### Given request
Give the data again, word for word.

### Record set
^^^^^^^^^^^^^^^^
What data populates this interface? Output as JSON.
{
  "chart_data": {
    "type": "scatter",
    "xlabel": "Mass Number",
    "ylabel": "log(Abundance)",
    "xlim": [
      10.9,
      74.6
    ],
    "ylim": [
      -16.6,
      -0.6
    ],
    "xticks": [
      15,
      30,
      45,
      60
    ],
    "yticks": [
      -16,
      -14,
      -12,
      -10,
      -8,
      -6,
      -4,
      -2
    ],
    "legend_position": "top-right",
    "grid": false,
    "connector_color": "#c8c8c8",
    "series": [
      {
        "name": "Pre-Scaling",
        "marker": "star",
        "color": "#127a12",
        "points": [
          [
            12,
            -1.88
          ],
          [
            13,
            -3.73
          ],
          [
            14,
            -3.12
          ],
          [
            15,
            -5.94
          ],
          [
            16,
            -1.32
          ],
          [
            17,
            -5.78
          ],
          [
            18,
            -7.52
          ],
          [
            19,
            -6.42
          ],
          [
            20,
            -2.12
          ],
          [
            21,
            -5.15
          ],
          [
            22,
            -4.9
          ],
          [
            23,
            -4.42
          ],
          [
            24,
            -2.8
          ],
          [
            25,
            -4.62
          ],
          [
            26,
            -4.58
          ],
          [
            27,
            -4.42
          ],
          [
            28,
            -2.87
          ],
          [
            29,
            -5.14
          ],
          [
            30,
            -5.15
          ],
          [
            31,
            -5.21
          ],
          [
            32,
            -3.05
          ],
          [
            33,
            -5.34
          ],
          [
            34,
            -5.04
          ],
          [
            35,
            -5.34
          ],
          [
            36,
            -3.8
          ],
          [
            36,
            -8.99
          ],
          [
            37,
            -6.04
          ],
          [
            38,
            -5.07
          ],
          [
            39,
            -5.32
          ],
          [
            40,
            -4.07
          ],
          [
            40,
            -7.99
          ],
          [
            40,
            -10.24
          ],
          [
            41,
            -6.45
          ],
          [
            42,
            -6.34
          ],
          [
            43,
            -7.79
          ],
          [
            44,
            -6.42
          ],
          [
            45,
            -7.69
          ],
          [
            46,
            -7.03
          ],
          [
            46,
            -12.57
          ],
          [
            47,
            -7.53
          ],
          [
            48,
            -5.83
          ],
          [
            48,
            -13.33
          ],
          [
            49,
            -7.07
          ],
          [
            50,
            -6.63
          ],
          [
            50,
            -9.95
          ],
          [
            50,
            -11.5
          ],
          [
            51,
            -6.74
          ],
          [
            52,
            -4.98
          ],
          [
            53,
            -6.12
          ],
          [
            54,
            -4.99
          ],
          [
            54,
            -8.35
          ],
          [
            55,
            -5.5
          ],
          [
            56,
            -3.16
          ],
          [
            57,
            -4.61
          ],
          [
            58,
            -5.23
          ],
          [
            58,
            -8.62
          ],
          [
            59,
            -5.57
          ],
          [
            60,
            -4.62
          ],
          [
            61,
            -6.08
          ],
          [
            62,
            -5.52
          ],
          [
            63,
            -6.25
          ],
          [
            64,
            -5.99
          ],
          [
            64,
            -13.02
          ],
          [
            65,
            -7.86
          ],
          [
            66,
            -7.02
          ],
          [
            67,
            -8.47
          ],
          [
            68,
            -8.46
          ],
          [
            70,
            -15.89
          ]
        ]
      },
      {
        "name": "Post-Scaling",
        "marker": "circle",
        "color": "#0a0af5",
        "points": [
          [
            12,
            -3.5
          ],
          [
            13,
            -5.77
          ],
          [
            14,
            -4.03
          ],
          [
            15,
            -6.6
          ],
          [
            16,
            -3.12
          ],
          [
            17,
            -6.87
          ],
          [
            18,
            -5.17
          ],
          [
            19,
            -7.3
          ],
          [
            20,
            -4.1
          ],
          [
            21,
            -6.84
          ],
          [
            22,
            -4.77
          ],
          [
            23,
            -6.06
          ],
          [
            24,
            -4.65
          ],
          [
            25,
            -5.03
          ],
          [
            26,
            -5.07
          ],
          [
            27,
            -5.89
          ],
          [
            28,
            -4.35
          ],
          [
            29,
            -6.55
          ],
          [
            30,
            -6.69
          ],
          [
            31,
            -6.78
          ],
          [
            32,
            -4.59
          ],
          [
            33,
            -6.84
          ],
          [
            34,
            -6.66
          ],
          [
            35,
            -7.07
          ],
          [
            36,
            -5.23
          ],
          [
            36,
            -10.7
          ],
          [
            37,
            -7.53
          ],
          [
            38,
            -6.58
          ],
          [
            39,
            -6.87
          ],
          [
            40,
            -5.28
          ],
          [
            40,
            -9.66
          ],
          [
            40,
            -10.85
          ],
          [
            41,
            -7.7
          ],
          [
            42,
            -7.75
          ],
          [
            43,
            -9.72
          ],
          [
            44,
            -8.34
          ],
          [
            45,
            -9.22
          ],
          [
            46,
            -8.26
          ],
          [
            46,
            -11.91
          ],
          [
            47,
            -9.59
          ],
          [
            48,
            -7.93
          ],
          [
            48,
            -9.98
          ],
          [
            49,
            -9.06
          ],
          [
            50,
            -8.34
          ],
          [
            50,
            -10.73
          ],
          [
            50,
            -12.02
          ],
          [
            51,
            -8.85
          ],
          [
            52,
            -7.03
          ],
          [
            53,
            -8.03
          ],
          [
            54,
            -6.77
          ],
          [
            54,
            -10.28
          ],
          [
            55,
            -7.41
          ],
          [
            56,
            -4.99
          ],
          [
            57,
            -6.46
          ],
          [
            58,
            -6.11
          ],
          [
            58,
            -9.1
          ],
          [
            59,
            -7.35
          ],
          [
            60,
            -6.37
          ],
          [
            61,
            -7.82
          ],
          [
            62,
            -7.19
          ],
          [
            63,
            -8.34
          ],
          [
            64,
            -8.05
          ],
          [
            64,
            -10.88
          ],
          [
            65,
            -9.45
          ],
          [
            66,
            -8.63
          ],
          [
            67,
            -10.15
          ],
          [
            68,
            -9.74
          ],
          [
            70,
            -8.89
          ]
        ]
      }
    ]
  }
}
^^^^^^^^^^^^^^^^
### Solution to the problem
What data populates this interface? Output as JSON.
{
  "chart_data": {
    "type": "scatter",
    "xlabel": "Mass Number",
    "ylabel": "log(Abundance)",
    "xlim": [
      10.9,
      74.6
    ],
    "ylim": [
      -16.6,
      -0.6
    ],
    "xticks": [
      15,
      30,
      45,
      60
    ],
    "yticks": [
      -16,
      -14,
      -12,
      -10,
      -8,
      -6,
      -4,
      -2
    ],
    "legend_position": "top-right",
    "grid": false,
    "connector_color": "#c8c8c8",
    "series": [
      {
        "name": "Pre-Scaling",
        "marker": "star",
        "color": "#127a12",
        "points": [
          [
            12,
            -1.88
          ],
          [
            13,
            -3.73
          ],
          [
            14,
            -3.12
          ],
          [
            15,
            -5.94
          ],
          [
            16,
            -1.32
          ],
          [
            17,
            -5.78
          ],
          [
            18,
            -7.52
          ],
          [
            19,
            -6.42
          ],
          [
            20,
            -2.12
          ],
          [
            21,
            -5.15
          ],
          [
            22,
            -4.9
          ],
          [
            23,
            -4.42
          ],
          [
            24,
            -2.8
          ],
          [
            25,
            -4.62
          ],
          [
            26,
            -4.58
          ],
          [
            27,
            -4.42
          ],
          [
            28,
            -2.87
          ],
          [
            29,
            -5.14
          ],
          [
            30,
            -5.15
          ],
          [
            31,
            -5.21
          ],
          [
            32,
            -3.05
          ],
          [
            33,
            -5.34
          ],
          [
            34,
            -5.04
          ],
          [
            35,
            -5.34
          ],
          [
            36,
            -3.8
          ],
          [
            36,
            -8.99
          ],
          [
            37,
            -6.04
          ],
          [
            38,
            -5.07
          ],
          [
            39,
            -5.32
          ],
          [
            40,
            -4.07
          ],
          [
            40,
            -7.99
          ],
          [
            40,
            -10.24
          ],
          [
            41,
            -6.45
          ],
          [
            42,
            -6.34
          ],
          [
            43,
            -7.79
          ],
          [
            44,
            -6.42
          ],
          [
            45,
            -7.69
          ],
          [
            46,
            -7.03
          ],
          [
            46,
            -12.57
          ],
          [
            47,
            -7.53
          ],
          [
            48,
            -5.83
          ],
          [
            48,
            -13.33
          ],
          [
            49,
            -7.07
          ],
          [
            50,
            -6.63
          ],
          [
            50,
            -9.95
          ],
          [
            50,
            -11.5
          ],
          [
            51,
            -6.74
          ],
          [
            52,
            -4.98
          ],
          [
            53,
            -6.12
          ],
          [
            54,
            -4.99
          ],
          [
            54,
            -8.35
          ],
          [
            55,
            -5.5
          ],
          [
            56,
            -3.16
          ],
          [
            57,
            -4.61
          ],
          [
            58,
            -5.23
          ],
          [
            58,
            -8.62
          ],
          [
            59,
            -5.57
          ],
          [
            60,
            -4.62
          ],
          [
            61,
            -6.08
          ],
          [
            62,
            -5.52
          ],
          [
            63,
            -6.25
          ],
          [
            64,
            -5.99
          ],
          [
            64,
            -13.02
          ],
          [
            65,
            -7.86
          ],
          [
            66,
            -7.02
          ],
          [
            67,
            -8.47
          ],
          [
            68,
            -8.46
          ],
          [
            70,
            -15.89
          ]
        ]
      },
      {
        "name": "Post-Scaling",
        "marker": "circle",
        "color": "#0a0af5",
        "points": [
          [
            12,
            -3.5
          ],
          [
            13,
            -5.77
          ],
          [
            14,
            -4.03
          ],
          [
            15,
            -6.6
          ],
          [
            16,
            -3.12
          ],
          [
            17,
            -6.87
          ],
          [
            18,
            -5.17
          ],
          [
            19,
            -7.3
          ],
          [
            20,
            -4.1
          ],
          [
            21,
            -6.84
          ],
          [
            22,
            -4.77
          ],
          [
            23,
            -6.06
          ],
          [
            24,
            -4.65
          ],
          [
            25,
            -5.03
          ],
          [
            26,
            -5.07
          ],
          [
            27,
            -5.89
          ],
          [
            28,
            -4.35
          ],
          [
            29,
            -6.55
          ],
          [
            30,
            -6.69
          ],
          [
            31,
            -6.78
          ],
          [
            32,
            -4.59
          ],
          [
            33,
            -6.84
          ],
          [
            34,
            -6.66
          ],
          [
            35,
            -7.07
          ],
          [
            36,
            -5.23
          ],
          [
            36,
            -10.7
          ],
          [
            37,
            -7.53
          ],
          [
            38,
            -6.58
          ],
          [
            39,
            -6.87
          ],
          [
            40,
            -5.28
          ],
          [
            40,
            -9.66
          ],
          [
            40,
            -10.85
          ],
          [
            41,
            -7.7
          ],
          [
            42,
            -7.75
          ],
          [
            43,
            -9.72
          ],
          [
            44,
            -8.34
          ],
          [
            45,
            -9.22
          ],
          [
            46,
            -8.26
          ],
          [
            46,
            -11.91
          ],
          [
            47,
            -9.59
          ],
          [
            48,
            -7.93
          ],
          [
            48,
            -9.98
          ],
          [
            49,
            -9.06
          ],
          [
            50,
            -8.34
          ],
          [
            50,
            -10.73
          ],
          [
            50,
            -12.02
          ],
          [
            51,
            -8.85
          ],
          [
            52,
            -7.03
          ],
          [
            53,
            -8.03
          ],
          [
            54,
            -6.77
          ],
          [
            54,
            -10.28
          ],
          [
            55,
            -7.41
          ],
          [
            56,
            -4.99
          ],
          [
            57,
            -6.46
          ],
          [
            58,
            -6.11
          ],
          [
            58,
            -9.1
          ],
          [
            59,
            -7.35
          ],
          [
            60,
            -6.37
          ],
          [
            61,
            -7.82
          ],
          [
            62,
            -7.19
          ],
          [
            63,
            -8.34
          ],
          [
            64,
            -8.05
          ],
          [
            64,
            -10.88
          ],
          [
            65,
            -9.45
          ],
          [
            66,
            -8.63
          ],
          [
            67,
            -10.15
          ],
          [
            68,
            -9.74
          ],
          [
            70,
            -8.89
          ]
        ]
      }
    ]
  }
}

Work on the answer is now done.